Start of The input

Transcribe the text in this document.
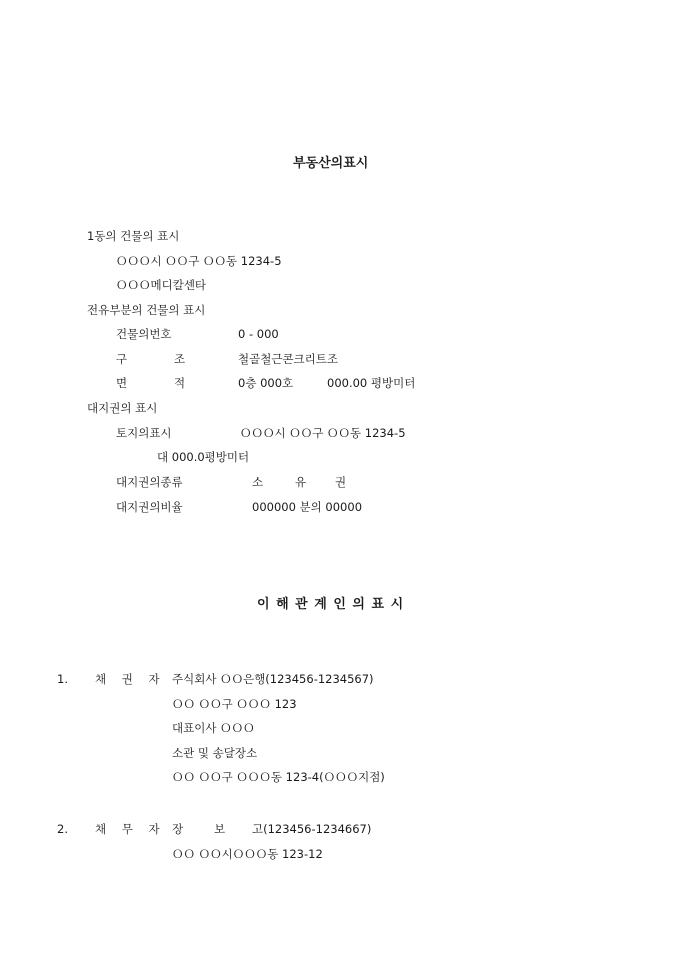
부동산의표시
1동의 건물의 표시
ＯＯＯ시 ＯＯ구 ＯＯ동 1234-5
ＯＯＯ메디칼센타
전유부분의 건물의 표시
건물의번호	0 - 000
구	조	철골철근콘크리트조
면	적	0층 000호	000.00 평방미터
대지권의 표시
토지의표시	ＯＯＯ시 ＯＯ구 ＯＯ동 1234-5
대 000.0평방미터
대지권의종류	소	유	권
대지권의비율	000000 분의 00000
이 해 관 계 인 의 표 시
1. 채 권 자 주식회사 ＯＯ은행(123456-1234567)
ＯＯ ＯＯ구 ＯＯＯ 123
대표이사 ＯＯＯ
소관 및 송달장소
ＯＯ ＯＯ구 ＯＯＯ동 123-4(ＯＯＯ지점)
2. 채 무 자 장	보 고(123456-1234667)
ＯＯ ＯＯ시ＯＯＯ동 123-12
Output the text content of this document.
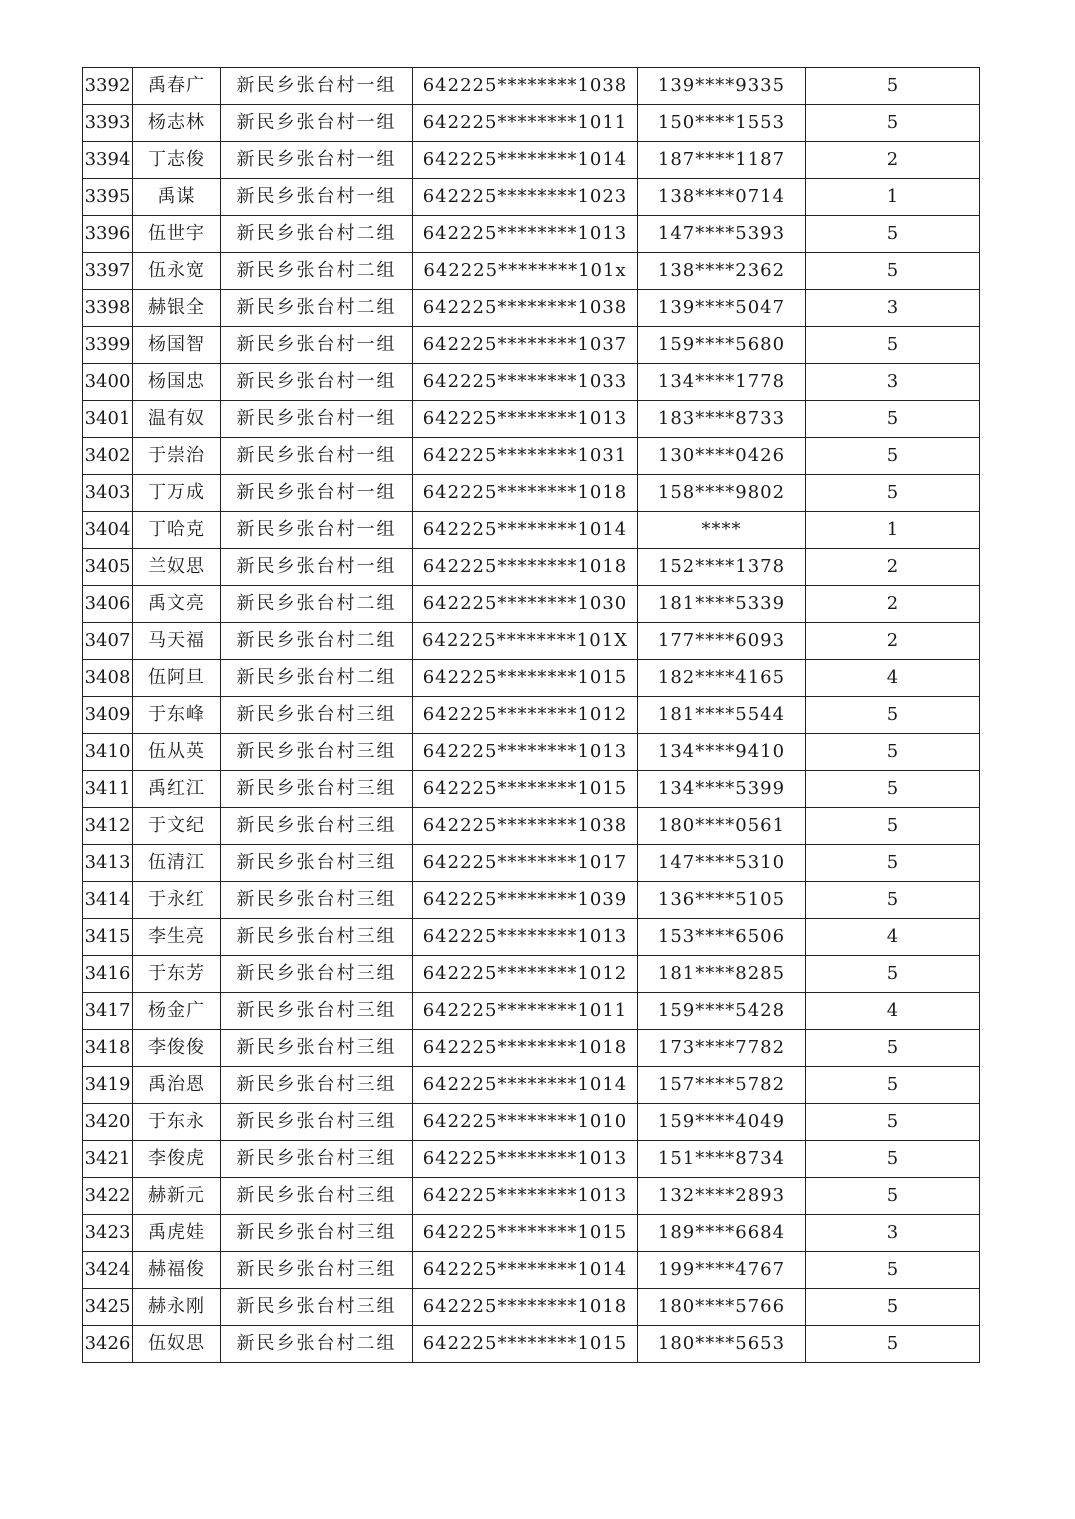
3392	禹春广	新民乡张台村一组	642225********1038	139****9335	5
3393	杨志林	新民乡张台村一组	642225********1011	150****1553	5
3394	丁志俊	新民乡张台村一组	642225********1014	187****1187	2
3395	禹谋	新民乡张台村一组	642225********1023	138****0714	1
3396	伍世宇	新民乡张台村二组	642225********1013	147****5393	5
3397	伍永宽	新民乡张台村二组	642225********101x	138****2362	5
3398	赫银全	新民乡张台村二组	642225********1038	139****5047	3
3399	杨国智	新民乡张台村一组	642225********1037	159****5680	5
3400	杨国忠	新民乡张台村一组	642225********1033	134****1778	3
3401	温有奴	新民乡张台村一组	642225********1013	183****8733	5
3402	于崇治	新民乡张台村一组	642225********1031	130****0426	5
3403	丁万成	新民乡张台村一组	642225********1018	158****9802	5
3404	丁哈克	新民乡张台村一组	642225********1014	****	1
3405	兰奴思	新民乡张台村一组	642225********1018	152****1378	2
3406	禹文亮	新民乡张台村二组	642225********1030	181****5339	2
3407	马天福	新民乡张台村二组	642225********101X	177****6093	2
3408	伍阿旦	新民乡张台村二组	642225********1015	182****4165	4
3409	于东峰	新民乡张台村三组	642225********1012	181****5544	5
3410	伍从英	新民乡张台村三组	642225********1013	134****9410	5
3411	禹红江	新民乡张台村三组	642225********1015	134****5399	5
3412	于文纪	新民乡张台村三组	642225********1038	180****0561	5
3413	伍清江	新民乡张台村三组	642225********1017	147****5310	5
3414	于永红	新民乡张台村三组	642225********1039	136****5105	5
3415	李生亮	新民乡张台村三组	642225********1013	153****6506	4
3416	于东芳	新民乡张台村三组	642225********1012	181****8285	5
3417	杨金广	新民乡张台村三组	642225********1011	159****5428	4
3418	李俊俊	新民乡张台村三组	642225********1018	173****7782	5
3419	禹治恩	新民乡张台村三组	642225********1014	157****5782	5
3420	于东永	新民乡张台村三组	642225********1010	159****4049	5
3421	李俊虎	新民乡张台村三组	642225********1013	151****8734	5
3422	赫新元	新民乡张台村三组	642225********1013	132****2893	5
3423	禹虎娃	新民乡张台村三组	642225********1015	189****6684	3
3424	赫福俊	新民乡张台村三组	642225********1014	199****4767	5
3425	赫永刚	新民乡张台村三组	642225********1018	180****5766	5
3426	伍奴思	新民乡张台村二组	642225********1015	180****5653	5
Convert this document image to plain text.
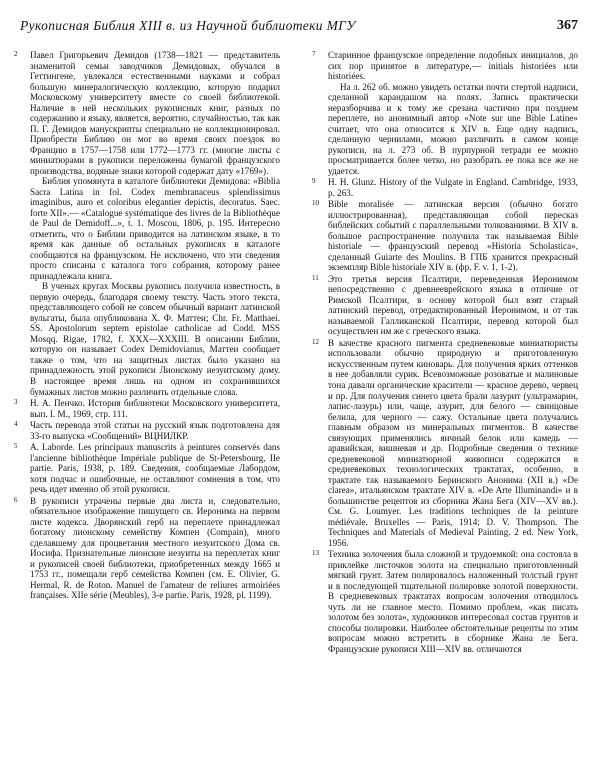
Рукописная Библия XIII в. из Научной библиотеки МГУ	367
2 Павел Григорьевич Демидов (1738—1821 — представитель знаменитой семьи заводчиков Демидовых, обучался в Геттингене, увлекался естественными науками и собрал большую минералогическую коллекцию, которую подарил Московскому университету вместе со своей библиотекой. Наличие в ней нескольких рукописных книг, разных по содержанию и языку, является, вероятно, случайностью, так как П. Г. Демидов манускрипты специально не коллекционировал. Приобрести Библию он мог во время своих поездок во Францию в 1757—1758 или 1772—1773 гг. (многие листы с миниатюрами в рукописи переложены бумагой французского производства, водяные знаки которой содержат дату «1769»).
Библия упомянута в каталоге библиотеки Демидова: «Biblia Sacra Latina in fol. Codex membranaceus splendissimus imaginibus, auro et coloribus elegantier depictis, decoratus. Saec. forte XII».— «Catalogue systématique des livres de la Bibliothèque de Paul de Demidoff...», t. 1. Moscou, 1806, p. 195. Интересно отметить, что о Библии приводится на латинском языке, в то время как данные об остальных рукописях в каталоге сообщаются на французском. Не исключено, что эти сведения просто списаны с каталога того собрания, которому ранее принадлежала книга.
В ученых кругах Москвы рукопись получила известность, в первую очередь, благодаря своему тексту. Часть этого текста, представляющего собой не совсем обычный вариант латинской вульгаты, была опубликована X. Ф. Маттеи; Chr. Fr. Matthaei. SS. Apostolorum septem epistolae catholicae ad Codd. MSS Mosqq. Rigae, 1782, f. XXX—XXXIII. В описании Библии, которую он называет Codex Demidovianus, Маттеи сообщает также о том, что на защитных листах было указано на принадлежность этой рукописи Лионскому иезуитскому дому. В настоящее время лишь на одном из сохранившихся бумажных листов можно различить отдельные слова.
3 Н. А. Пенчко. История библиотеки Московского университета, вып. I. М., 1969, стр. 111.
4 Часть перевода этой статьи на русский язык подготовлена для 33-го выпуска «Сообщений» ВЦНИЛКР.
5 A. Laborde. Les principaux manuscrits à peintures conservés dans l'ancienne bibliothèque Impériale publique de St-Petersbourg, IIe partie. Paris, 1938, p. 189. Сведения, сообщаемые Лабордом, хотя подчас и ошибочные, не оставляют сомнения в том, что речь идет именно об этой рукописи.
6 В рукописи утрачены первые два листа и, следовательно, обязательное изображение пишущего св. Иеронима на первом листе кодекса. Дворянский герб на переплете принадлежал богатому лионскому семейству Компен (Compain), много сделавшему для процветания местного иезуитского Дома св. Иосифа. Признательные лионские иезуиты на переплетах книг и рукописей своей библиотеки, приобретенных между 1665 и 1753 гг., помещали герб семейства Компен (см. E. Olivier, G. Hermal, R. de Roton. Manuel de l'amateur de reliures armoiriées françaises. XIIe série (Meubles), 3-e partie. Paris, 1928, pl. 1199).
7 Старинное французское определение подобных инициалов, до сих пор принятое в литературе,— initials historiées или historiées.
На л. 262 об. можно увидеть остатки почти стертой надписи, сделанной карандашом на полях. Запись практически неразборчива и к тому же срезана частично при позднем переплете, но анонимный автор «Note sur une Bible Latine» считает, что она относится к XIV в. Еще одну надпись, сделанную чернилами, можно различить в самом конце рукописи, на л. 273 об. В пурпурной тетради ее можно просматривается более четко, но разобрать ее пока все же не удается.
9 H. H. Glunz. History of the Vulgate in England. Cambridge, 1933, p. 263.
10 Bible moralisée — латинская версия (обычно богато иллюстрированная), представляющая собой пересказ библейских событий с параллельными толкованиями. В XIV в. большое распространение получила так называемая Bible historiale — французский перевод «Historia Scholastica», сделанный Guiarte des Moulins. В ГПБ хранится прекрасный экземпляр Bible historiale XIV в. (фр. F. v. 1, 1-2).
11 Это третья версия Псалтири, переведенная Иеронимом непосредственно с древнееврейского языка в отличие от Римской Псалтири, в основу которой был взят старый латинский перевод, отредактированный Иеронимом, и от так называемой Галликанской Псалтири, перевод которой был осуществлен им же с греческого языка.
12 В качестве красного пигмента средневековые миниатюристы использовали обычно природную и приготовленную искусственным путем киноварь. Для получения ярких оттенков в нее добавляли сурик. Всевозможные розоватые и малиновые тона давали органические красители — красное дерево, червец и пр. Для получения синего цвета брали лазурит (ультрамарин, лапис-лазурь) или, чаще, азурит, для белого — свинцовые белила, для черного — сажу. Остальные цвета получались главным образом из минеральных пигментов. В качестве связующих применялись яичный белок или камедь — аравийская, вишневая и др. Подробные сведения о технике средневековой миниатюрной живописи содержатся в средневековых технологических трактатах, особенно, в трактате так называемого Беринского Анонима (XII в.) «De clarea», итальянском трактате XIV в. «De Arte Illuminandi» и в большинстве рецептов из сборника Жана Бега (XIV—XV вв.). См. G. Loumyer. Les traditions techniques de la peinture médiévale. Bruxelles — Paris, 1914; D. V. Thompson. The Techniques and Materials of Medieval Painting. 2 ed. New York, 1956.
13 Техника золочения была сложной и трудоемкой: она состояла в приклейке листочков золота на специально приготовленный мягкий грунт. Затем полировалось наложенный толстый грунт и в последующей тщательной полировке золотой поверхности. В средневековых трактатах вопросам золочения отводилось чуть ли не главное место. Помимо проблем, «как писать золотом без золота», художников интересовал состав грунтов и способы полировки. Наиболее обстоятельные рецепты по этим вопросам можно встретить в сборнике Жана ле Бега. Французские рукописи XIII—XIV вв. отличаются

End of The input

Compute how many lines include the string "ＯＯＯ시", then give that number by itself.

2